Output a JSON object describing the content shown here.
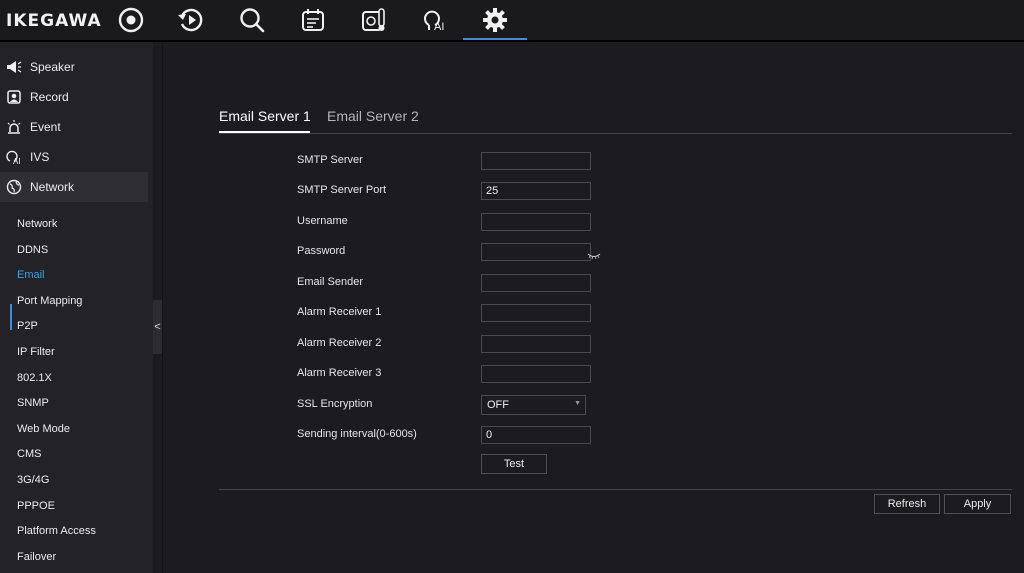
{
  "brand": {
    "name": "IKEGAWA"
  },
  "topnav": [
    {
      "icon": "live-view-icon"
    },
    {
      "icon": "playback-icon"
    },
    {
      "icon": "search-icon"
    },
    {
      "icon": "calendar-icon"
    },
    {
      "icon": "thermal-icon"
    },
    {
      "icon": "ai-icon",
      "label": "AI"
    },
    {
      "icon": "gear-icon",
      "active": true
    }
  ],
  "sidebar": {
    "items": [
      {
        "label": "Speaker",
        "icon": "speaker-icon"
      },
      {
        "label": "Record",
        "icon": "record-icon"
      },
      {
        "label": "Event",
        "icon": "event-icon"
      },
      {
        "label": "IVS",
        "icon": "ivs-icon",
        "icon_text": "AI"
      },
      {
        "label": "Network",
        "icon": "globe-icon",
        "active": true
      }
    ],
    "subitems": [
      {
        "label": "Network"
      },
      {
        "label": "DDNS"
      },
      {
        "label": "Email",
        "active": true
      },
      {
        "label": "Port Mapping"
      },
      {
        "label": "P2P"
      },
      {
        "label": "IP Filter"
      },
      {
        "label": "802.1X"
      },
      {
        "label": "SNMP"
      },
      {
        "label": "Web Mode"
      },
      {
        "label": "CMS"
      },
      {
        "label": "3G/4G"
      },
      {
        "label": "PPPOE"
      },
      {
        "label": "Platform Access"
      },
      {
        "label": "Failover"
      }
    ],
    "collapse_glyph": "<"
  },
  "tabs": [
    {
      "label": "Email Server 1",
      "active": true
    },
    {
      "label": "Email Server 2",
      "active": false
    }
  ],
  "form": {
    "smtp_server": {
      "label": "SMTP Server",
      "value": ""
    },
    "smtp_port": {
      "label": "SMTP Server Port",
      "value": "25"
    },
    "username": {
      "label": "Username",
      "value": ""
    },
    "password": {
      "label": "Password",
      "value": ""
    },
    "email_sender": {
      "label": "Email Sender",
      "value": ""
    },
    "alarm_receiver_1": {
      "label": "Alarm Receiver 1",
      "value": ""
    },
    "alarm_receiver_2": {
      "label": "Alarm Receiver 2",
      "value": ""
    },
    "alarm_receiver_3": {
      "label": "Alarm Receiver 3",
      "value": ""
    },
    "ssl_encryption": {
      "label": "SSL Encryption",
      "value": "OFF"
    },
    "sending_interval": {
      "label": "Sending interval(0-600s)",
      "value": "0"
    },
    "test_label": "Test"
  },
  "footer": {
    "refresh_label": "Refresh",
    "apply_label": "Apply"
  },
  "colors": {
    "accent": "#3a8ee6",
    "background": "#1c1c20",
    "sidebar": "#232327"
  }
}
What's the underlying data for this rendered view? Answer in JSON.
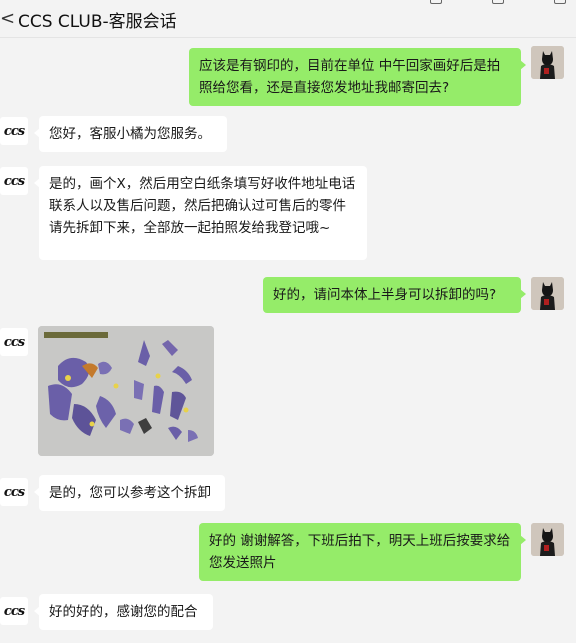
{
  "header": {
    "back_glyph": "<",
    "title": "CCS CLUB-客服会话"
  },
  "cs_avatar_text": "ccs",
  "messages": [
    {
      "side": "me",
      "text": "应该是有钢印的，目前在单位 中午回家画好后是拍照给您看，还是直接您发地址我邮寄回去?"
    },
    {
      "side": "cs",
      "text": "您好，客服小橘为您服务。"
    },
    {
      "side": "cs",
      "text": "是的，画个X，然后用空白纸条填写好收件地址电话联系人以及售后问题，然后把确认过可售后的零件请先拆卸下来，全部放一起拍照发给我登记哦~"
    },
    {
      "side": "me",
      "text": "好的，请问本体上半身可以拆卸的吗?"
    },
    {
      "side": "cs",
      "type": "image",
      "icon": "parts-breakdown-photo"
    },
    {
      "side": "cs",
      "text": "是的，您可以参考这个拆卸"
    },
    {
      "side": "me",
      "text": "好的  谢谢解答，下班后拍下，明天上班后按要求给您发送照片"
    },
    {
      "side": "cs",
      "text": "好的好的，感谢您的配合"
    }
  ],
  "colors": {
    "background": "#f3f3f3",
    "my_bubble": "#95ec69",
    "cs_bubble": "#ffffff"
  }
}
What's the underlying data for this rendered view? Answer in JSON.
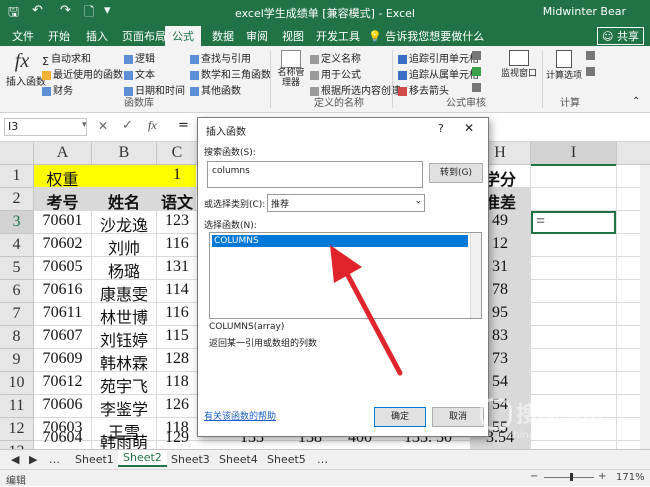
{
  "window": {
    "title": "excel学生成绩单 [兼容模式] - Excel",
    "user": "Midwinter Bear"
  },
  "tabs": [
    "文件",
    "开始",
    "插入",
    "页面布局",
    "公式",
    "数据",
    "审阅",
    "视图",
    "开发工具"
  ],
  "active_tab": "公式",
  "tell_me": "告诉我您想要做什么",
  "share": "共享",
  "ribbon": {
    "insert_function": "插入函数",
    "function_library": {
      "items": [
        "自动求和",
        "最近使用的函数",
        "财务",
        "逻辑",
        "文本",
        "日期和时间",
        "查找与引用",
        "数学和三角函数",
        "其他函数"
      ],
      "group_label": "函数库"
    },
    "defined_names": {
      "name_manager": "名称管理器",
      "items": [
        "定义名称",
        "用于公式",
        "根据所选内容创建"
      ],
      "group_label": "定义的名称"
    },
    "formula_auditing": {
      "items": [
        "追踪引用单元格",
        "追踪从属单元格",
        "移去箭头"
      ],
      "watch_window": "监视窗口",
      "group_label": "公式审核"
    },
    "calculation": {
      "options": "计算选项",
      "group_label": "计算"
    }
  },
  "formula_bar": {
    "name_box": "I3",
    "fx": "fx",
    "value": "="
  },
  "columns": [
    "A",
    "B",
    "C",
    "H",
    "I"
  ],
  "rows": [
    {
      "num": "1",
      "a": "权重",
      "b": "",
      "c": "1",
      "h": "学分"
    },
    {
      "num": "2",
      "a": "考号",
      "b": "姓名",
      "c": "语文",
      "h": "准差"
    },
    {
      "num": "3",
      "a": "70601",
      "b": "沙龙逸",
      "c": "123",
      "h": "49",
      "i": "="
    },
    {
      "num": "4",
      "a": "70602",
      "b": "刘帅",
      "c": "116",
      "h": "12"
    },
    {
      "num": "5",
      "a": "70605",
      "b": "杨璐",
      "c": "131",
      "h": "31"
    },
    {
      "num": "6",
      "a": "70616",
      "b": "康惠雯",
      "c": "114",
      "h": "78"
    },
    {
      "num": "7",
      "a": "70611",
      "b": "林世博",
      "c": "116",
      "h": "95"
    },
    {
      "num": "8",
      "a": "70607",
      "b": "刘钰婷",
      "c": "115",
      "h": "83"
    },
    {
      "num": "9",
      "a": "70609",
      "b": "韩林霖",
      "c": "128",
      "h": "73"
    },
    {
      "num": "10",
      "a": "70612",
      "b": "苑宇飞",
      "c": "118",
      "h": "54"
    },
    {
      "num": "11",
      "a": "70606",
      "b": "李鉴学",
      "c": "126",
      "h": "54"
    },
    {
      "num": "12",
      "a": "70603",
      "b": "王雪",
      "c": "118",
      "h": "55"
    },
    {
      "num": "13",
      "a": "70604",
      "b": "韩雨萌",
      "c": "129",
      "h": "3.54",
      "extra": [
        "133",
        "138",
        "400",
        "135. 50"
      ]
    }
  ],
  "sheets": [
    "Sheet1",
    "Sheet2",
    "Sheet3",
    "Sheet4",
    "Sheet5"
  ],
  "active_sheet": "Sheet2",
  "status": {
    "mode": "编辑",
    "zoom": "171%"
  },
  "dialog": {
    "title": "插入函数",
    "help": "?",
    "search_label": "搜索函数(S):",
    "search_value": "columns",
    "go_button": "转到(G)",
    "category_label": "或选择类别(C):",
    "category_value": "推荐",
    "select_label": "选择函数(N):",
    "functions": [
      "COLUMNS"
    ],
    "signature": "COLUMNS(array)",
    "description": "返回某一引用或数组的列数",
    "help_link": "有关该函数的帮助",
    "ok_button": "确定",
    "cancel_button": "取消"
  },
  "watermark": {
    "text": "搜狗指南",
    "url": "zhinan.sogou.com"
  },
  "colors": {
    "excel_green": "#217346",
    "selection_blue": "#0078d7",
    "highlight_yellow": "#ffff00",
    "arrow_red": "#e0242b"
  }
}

To do = Leave out the pictures and transcribe the entries above exactly.

Solution for this task =
Output a JSON object describing the content shown here.
{
  "brand": {
    "name": "IKEGAWA"
  },
  "topnav": [
    {
      "icon": "live-view-icon"
    },
    {
      "icon": "playback-icon"
    },
    {
      "icon": "search-icon"
    },
    {
      "icon": "calendar-icon"
    },
    {
      "icon": "thermal-icon"
    },
    {
      "icon": "ai-icon",
      "label": "AI"
    },
    {
      "icon": "gear-icon",
      "active": true
    }
  ],
  "sidebar": {
    "items": [
      {
        "label": "Speaker",
        "icon": "speaker-icon"
      },
      {
        "label": "Record",
        "icon": "record-icon"
      },
      {
        "label": "Event",
        "icon": "event-icon"
      },
      {
        "label": "IVS",
        "icon": "ivs-icon",
        "icon_text": "AI"
      },
      {
        "label": "Network",
        "icon": "globe-icon",
        "active": true
      }
    ],
    "subitems": [
      {
        "label": "Network"
      },
      {
        "label": "DDNS"
      },
      {
        "label": "Email",
        "active": true
      },
      {
        "label": "Port Mapping"
      },
      {
        "label": "P2P"
      },
      {
        "label": "IP Filter"
      },
      {
        "label": "802.1X"
      },
      {
        "label": "SNMP"
      },
      {
        "label": "Web Mode"
      },
      {
        "label": "CMS"
      },
      {
        "label": "3G/4G"
      },
      {
        "label": "PPPOE"
      },
      {
        "label": "Platform Access"
      },
      {
        "label": "Failover"
      }
    ],
    "collapse_glyph": "<"
  },
  "tabs": [
    {
      "label": "Email Server 1",
      "active": true
    },
    {
      "label": "Email Server 2",
      "active": false
    }
  ],
  "form": {
    "smtp_server": {
      "label": "SMTP Server",
      "value": ""
    },
    "smtp_port": {
      "label": "SMTP Server Port",
      "value": "25"
    },
    "username": {
      "label": "Username",
      "value": ""
    },
    "password": {
      "label": "Password",
      "value": ""
    },
    "email_sender": {
      "label": "Email Sender",
      "value": ""
    },
    "alarm_receiver_1": {
      "label": "Alarm Receiver 1",
      "value": ""
    },
    "alarm_receiver_2": {
      "label": "Alarm Receiver 2",
      "value": ""
    },
    "alarm_receiver_3": {
      "label": "Alarm Receiver 3",
      "value": ""
    },
    "ssl_encryption": {
      "label": "SSL Encryption",
      "value": "OFF"
    },
    "sending_interval": {
      "label": "Sending interval(0-600s)",
      "value": "0"
    },
    "test_label": "Test"
  },
  "footer": {
    "refresh_label": "Refresh",
    "apply_label": "Apply"
  },
  "colors": {
    "accent": "#3a8ee6",
    "background": "#1c1c20",
    "sidebar": "#232327"
  }
}
What's the underlying data for this rendered view? Answer in JSON.
{
  "header": {
    "back_glyph": "<",
    "title": "CCS CLUB-客服会话"
  },
  "cs_avatar_text": "ccs",
  "messages": [
    {
      "side": "me",
      "text": "应该是有钢印的，目前在单位 中午回家画好后是拍照给您看，还是直接您发地址我邮寄回去?"
    },
    {
      "side": "cs",
      "text": "您好，客服小橘为您服务。"
    },
    {
      "side": "cs",
      "text": "是的，画个X，然后用空白纸条填写好收件地址电话联系人以及售后问题，然后把确认过可售后的零件请先拆卸下来，全部放一起拍照发给我登记哦~"
    },
    {
      "side": "me",
      "text": "好的，请问本体上半身可以拆卸的吗?"
    },
    {
      "side": "cs",
      "type": "image",
      "icon": "parts-breakdown-photo"
    },
    {
      "side": "cs",
      "text": "是的，您可以参考这个拆卸"
    },
    {
      "side": "me",
      "text": "好的  谢谢解答，下班后拍下，明天上班后按要求给您发送照片"
    },
    {
      "side": "cs",
      "text": "好的好的，感谢您的配合"
    }
  ],
  "colors": {
    "background": "#f3f3f3",
    "my_bubble": "#95ec69",
    "cs_bubble": "#ffffff"
  }
}
What's the underlying data for this rendered view? Answer in JSON.
{
  "window": {
    "title": "excel学生成绩单 [兼容模式] - Excel",
    "user": "Midwinter Bear"
  },
  "tabs": [
    "文件",
    "开始",
    "插入",
    "页面布局",
    "公式",
    "数据",
    "审阅",
    "视图",
    "开发工具"
  ],
  "active_tab": "公式",
  "tell_me": "告诉我您想要做什么",
  "share": "共享",
  "ribbon": {
    "insert_function": "插入函数",
    "function_library": {
      "items": [
        "自动求和",
        "最近使用的函数",
        "财务",
        "逻辑",
        "文本",
        "日期和时间",
        "查找与引用",
        "数学和三角函数",
        "其他函数"
      ],
      "group_label": "函数库"
    },
    "defined_names": {
      "name_manager": "名称管理器",
      "items": [
        "定义名称",
        "用于公式",
        "根据所选内容创建"
      ],
      "group_label": "定义的名称"
    },
    "formula_auditing": {
      "items": [
        "追踪引用单元格",
        "追踪从属单元格",
        "移去箭头"
      ],
      "watch_window": "监视窗口",
      "group_label": "公式审核"
    },
    "calculation": {
      "options": "计算选项",
      "group_label": "计算"
    }
  },
  "formula_bar": {
    "name_box": "I3",
    "fx": "fx",
    "value": "="
  },
  "columns": [
    "A",
    "B",
    "C",
    "H",
    "I"
  ],
  "rows": [
    {
      "num": "1",
      "a": "权重",
      "b": "",
      "c": "1",
      "h": "学分"
    },
    {
      "num": "2",
      "a": "考号",
      "b": "姓名",
      "c": "语文",
      "h": "准差"
    },
    {
      "num": "3",
      "a": "70601",
      "b": "沙龙逸",
      "c": "123",
      "h": "49",
      "i": "="
    },
    {
      "num": "4",
      "a": "70602",
      "b": "刘帅",
      "c": "116",
      "h": "12"
    },
    {
      "num": "5",
      "a": "70605",
      "b": "杨璐",
      "c": "131",
      "h": "31"
    },
    {
      "num": "6",
      "a": "70616",
      "b": "康惠雯",
      "c": "114",
      "h": "78"
    },
    {
      "num": "7",
      "a": "70611",
      "b": "林世博",
      "c": "116",
      "h": "95"
    },
    {
      "num": "8",
      "a": "70607",
      "b": "刘钰婷",
      "c": "115",
      "h": "83"
    },
    {
      "num": "9",
      "a": "70609",
      "b": "韩林霖",
      "c": "128",
      "h": "73"
    },
    {
      "num": "10",
      "a": "70612",
      "b": "苑宇飞",
      "c": "118",
      "h": "54"
    },
    {
      "num": "11",
      "a": "70606",
      "b": "李鉴学",
      "c": "126",
      "h": "54"
    },
    {
      "num": "12",
      "a": "70603",
      "b": "王雪",
      "c": "118",
      "h": "55"
    },
    {
      "num": "13",
      "a": "70604",
      "b": "韩雨萌",
      "c": "129",
      "h": "3.54",
      "extra": [
        "133",
        "138",
        "400",
        "135. 50"
      ]
    }
  ],
  "sheets": [
    "Sheet1",
    "Sheet2",
    "Sheet3",
    "Sheet4",
    "Sheet5"
  ],
  "active_sheet": "Sheet2",
  "status": {
    "mode": "编辑",
    "zoom": "171%"
  },
  "dialog": {
    "title": "插入函数",
    "help": "?",
    "search_label": "搜索函数(S):",
    "search_value": "columns",
    "go_button": "转到(G)",
    "category_label": "或选择类别(C):",
    "category_value": "推荐",
    "select_label": "选择函数(N):",
    "functions": [
      "COLUMNS"
    ],
    "signature": "COLUMNS(array)",
    "description": "返回某一引用或数组的列数",
    "help_link": "有关该函数的帮助",
    "ok_button": "确定",
    "cancel_button": "取消"
  },
  "watermark": {
    "text": "搜狗指南",
    "url": "zhinan.sogou.com"
  },
  "colors": {
    "excel_green": "#217346",
    "selection_blue": "#0078d7",
    "highlight_yellow": "#ffff00",
    "arrow_red": "#e0242b"
  }
}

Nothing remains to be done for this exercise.